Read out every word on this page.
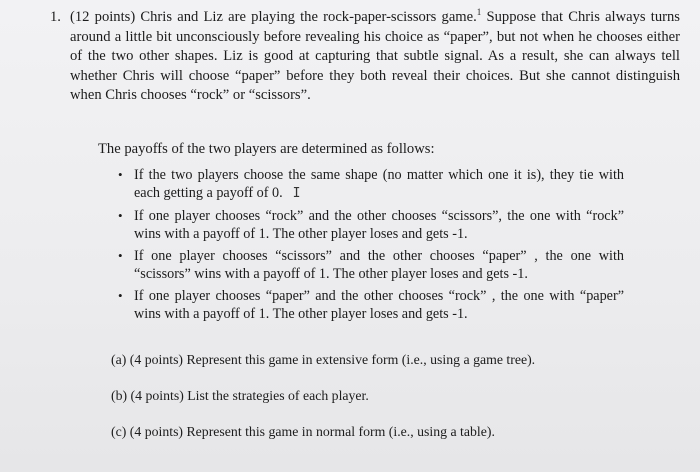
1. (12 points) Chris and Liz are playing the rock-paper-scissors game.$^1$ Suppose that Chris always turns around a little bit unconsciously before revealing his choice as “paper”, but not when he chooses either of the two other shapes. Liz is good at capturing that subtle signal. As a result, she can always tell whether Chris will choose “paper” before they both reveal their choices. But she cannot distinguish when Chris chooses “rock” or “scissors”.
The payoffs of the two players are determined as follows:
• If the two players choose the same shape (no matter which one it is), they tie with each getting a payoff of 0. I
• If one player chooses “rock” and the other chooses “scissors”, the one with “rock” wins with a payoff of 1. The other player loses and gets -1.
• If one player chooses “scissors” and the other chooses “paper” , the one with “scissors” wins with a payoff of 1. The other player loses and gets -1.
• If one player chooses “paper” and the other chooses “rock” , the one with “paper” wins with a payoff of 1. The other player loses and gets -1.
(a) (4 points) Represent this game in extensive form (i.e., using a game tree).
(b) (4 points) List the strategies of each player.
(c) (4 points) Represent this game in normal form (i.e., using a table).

## Prompt
Write out each line of the data exactly; the images should be left out.

## Expected answer
Read out every word on this page.
1. (12 points) Chris and Liz are playing the rock-paper-scissors game.$^1$ Suppose that Chris always turns around a little bit unconsciously before revealing his choice as “paper”, but not when he chooses either of the two other shapes. Liz is good at capturing that subtle signal. As a result, she can always tell whether Chris will choose “paper” before they both reveal their choices. But she cannot distinguish when Chris chooses “rock” or “scissors”.
The payoffs of the two players are determined as follows:
• If the two players choose the same shape (no matter which one it is), they tie with each getting a payoff of 0. I
• If one player chooses “rock” and the other chooses “scissors”, the one with “rock” wins with a payoff of 1. The other player loses and gets -1.
• If one player chooses “scissors” and the other chooses “paper” , the one with “scissors” wins with a payoff of 1. The other player loses and gets -1.
• If one player chooses “paper” and the other chooses “rock” , the one with “paper” wins with a payoff of 1. The other player loses and gets -1.
(a) (4 points) Represent this game in extensive form (i.e., using a game tree).
(b) (4 points) List the strategies of each player.
(c) (4 points) Represent this game in normal form (i.e., using a table).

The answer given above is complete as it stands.